Stored items
—————
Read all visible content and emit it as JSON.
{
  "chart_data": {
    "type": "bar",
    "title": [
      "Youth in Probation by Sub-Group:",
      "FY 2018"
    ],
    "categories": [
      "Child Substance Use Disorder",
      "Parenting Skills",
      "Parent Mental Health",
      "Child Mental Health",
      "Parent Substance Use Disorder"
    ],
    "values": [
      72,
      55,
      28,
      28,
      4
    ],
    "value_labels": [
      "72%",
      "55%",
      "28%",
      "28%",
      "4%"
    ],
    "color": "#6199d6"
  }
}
—————
Reproduce the entries above in full by retyping them exactly.

**Task answer**
Read all visible content and emit it as JSON.
{
  "chart_data": {
    "type": "bar",
    "title": [
      "Youth in Probation by Sub-Group:",
      "FY 2018"
    ],
    "categories": [
      "Child Substance Use Disorder",
      "Parenting Skills",
      "Parent Mental Health",
      "Child Mental Health",
      "Parent Substance Use Disorder"
    ],
    "values": [
      72,
      55,
      28,
      28,
      4
    ],
    "value_labels": [
      "72%",
      "55%",
      "28%",
      "28%",
      "4%"
    ],
    "color": "#6199d6"
  }
}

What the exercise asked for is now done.